#### STATED PROBLEM:
Output each entry below as it stands, leaving out every picture.

*** DATA

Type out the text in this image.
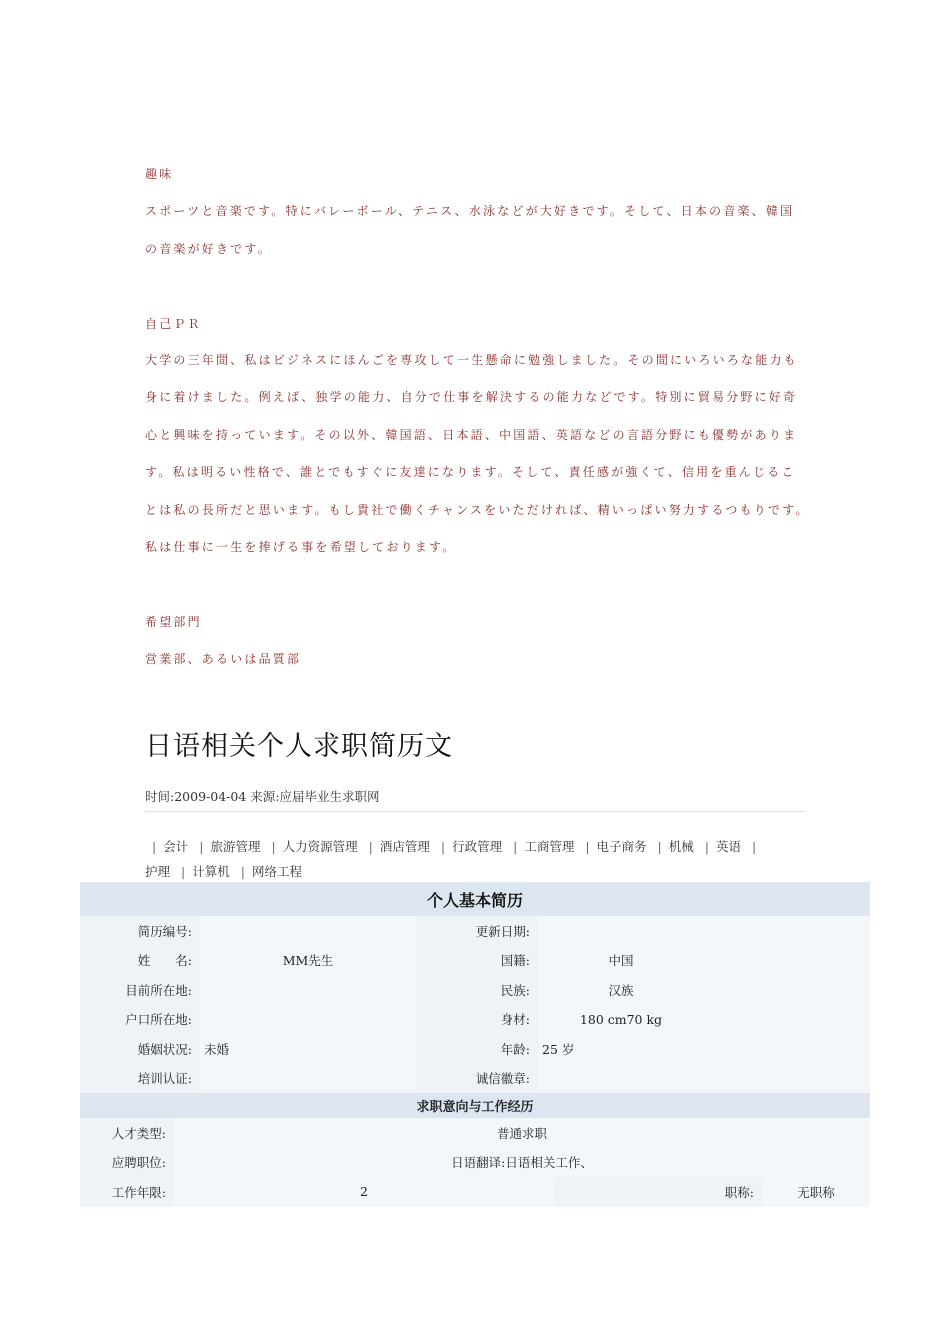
趣味
スポーツと音楽です。特にバレーボール、テニス、水泳などが大好きです。そして、日本の音楽、韓国
の音楽が好きです。
自己ＰＲ
大学の三年間、私はビジネスにほんごを専攻して一生懸命に勉強しました。その間にいろいろな能力も
身に着けました。例えば、独学の能力、自分で仕事を解決するの能力などです。特別に貿易分野に好奇
心と興味を持っています。その以外、韓国語、日本語、中国語、英語などの言語分野にも優勢がありま
す。私は明るい性格で、誰とでもすぐに友達になります。そして、責任感が強くて、信用を重んじるこ
とは私の長所だと思います。もし貴社で働くチャンスをいただければ、精いっぱい努力するつもりです。
私は仕事に一生を捧げる事を希望しております。
希望部門
営業部、あるいは品質部
日语相关个人求职简历文
时间:2009-04-04 来源:应届毕业生求职网
| 会计 | 旅游管理 | 人力资源管理 | 酒店管理 | 行政管理 | 工商管理 | 电子商务 | 机械 | 英语 |
护理 | 计算机 | 网络工程
个人基本简历
简历编号:	更新日期:
姓　　名:	MM先生	国籍:	中国
目前所在地:	民族:	汉族
户口所在地:	身材:	180 cm70 kg
婚姻状况: 未婚	年龄: 25 岁
培训认证:	诚信徽章:
求职意向与工作经历
人才类型:	普通求职
应聘职位:	日语翻译:日语相关工作、
工作年限:	2	职称:	无职称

******

#### REPLY:
Type out the text in this image.
趣味
スポーツと音楽です。特にバレーボール、テニス、水泳などが大好きです。そして、日本の音楽、韓国
の音楽が好きです。
自己ＰＲ
大学の三年間、私はビジネスにほんごを専攻して一生懸命に勉強しました。その間にいろいろな能力も
身に着けました。例えば、独学の能力、自分で仕事を解決するの能力などです。特別に貿易分野に好奇
心と興味を持っています。その以外、韓国語、日本語、中国語、英語などの言語分野にも優勢がありま
す。私は明るい性格で、誰とでもすぐに友達になります。そして、責任感が強くて、信用を重んじるこ
とは私の長所だと思います。もし貴社で働くチャンスをいただければ、精いっぱい努力するつもりです。
私は仕事に一生を捧げる事を希望しております。
希望部門
営業部、あるいは品質部
日语相关个人求职简历文
时间:2009-04-04 来源:应届毕业生求职网
| 会计 | 旅游管理 | 人力资源管理 | 酒店管理 | 行政管理 | 工商管理 | 电子商务 | 机械 | 英语 |
护理 | 计算机 | 网络工程
个人基本简历
简历编号:	更新日期:
姓　　名:	MM先生	国籍:	中国
目前所在地:	民族:	汉族
户口所在地:	身材:	180 cm70 kg
婚姻状况: 未婚	年龄: 25 岁
培训认证:	诚信徽章:
求职意向与工作经历
人才类型:	普通求职
应聘职位:	日语翻译:日语相关工作、
工作年限:	2	职称:	无职称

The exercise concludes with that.